## Task to complete
Below are records to be output exactly, every one of them.

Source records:
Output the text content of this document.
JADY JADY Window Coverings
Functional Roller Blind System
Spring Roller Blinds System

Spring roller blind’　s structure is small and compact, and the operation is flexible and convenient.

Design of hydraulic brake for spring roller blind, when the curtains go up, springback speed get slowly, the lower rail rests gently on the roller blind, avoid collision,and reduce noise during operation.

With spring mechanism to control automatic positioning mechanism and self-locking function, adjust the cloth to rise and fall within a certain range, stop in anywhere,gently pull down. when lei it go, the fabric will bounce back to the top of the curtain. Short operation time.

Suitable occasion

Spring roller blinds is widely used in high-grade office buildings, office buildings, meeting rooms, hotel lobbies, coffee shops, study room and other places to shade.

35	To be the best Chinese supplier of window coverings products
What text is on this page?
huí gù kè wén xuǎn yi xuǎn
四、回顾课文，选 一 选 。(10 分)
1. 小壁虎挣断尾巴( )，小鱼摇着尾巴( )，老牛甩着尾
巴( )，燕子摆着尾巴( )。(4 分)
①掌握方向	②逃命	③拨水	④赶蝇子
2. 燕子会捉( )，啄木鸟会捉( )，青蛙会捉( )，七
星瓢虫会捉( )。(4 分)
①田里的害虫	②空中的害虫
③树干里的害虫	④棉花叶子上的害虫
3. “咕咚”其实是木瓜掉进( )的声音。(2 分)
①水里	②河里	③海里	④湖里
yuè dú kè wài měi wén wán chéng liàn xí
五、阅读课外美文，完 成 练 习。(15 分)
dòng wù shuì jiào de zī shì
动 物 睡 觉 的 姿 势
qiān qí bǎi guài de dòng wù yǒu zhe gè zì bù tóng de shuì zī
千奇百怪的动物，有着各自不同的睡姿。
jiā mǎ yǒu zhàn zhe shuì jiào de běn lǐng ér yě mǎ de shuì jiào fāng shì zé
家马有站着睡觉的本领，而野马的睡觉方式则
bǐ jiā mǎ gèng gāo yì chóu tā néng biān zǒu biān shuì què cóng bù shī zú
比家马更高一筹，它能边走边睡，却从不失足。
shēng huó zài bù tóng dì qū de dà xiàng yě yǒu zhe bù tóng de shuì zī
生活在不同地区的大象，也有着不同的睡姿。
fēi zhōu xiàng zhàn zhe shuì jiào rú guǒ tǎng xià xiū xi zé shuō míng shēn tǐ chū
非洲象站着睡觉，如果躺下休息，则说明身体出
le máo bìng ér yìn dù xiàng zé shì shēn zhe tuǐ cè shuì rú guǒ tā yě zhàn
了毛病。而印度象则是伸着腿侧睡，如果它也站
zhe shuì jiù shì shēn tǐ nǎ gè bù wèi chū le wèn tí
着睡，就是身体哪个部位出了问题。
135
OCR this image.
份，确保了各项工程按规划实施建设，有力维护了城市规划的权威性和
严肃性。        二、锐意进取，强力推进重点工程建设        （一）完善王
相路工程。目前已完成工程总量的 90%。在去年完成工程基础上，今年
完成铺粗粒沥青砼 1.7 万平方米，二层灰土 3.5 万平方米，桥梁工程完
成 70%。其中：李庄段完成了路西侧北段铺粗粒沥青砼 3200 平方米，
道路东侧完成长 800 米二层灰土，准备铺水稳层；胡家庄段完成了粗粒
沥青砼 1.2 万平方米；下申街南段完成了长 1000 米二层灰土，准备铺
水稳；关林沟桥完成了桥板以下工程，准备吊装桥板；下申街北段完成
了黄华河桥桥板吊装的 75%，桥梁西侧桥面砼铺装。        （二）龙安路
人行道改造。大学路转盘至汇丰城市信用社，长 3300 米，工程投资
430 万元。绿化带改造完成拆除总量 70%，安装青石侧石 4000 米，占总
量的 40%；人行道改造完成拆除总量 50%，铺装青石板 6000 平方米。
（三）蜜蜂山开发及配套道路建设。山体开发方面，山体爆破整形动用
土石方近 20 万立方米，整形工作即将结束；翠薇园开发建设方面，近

## The response
Output the text content of this document.
JADY JADY Window Coverings
Functional Roller Blind System
Spring Roller Blinds System

Spring roller blind’　s structure is small and compact, and the operation is flexible and convenient.

Design of hydraulic brake for spring roller blind, when the curtains go up, springback speed get slowly, the lower rail rests gently on the roller blind, avoid collision,and reduce noise during operation.

With spring mechanism to control automatic positioning mechanism and self-locking function, adjust the cloth to rise and fall within a certain range, stop in anywhere,gently pull down. when lei it go, the fabric will bounce back to the top of the curtain. Short operation time.

Suitable occasion

Spring roller blinds is widely used in high-grade office buildings, office buildings, meeting rooms, hotel lobbies, coffee shops, study room and other places to shade.

35	To be the best Chinese supplier of window coverings products
What text is on this page?
huí gù kè wén xuǎn yi xuǎn
四、回顾课文，选 一 选 。(10 分)
1. 小壁虎挣断尾巴( )，小鱼摇着尾巴( )，老牛甩着尾
巴( )，燕子摆着尾巴( )。(4 分)
①掌握方向	②逃命	③拨水	④赶蝇子
2. 燕子会捉( )，啄木鸟会捉( )，青蛙会捉( )，七
星瓢虫会捉( )。(4 分)
①田里的害虫	②空中的害虫
③树干里的害虫	④棉花叶子上的害虫
3. “咕咚”其实是木瓜掉进( )的声音。(2 分)
①水里	②河里	③海里	④湖里
yuè dú kè wài měi wén wán chéng liàn xí
五、阅读课外美文，完 成 练 习。(15 分)
dòng wù shuì jiào de zī shì
动 物 睡 觉 的 姿 势
qiān qí bǎi guài de dòng wù yǒu zhe gè zì bù tóng de shuì zī
千奇百怪的动物，有着各自不同的睡姿。
jiā mǎ yǒu zhàn zhe shuì jiào de běn lǐng ér yě mǎ de shuì jiào fāng shì zé
家马有站着睡觉的本领，而野马的睡觉方式则
bǐ jiā mǎ gèng gāo yì chóu tā néng biān zǒu biān shuì què cóng bù shī zú
比家马更高一筹，它能边走边睡，却从不失足。
shēng huó zài bù tóng dì qū de dà xiàng yě yǒu zhe bù tóng de shuì zī
生活在不同地区的大象，也有着不同的睡姿。
fēi zhōu xiàng zhàn zhe shuì jiào rú guǒ tǎng xià xiū xi zé shuō míng shēn tǐ chū
非洲象站着睡觉，如果躺下休息，则说明身体出
le máo bìng ér yìn dù xiàng zé shì shēn zhe tuǐ cè shuì rú guǒ tā yě zhàn
了毛病。而印度象则是伸着腿侧睡，如果它也站
zhe shuì jiù shì shēn tǐ nǎ gè bù wèi chū le wèn tí
着睡，就是身体哪个部位出了问题。
135
OCR this image.
份，确保了各项工程按规划实施建设，有力维护了城市规划的权威性和
严肃性。        二、锐意进取，强力推进重点工程建设        （一）完善王
相路工程。目前已完成工程总量的 90%。在去年完成工程基础上，今年
完成铺粗粒沥青砼 1.7 万平方米，二层灰土 3.5 万平方米，桥梁工程完
成 70%。其中：李庄段完成了路西侧北段铺粗粒沥青砼 3200 平方米，
道路东侧完成长 800 米二层灰土，准备铺水稳层；胡家庄段完成了粗粒
沥青砼 1.2 万平方米；下申街南段完成了长 1000 米二层灰土，准备铺
水稳；关林沟桥完成了桥板以下工程，准备吊装桥板；下申街北段完成
了黄华河桥桥板吊装的 75%，桥梁西侧桥面砼铺装。        （二）龙安路
人行道改造。大学路转盘至汇丰城市信用社，长 3300 米，工程投资
430 万元。绿化带改造完成拆除总量 70%，安装青石侧石 4000 米，占总
量的 40%；人行道改造完成拆除总量 50%，铺装青石板 6000 平方米。
（三）蜜蜂山开发及配套道路建设。山体开发方面，山体爆破整形动用
土石方近 20 万立方米，整形工作即将结束；翠薇园开发建设方面，近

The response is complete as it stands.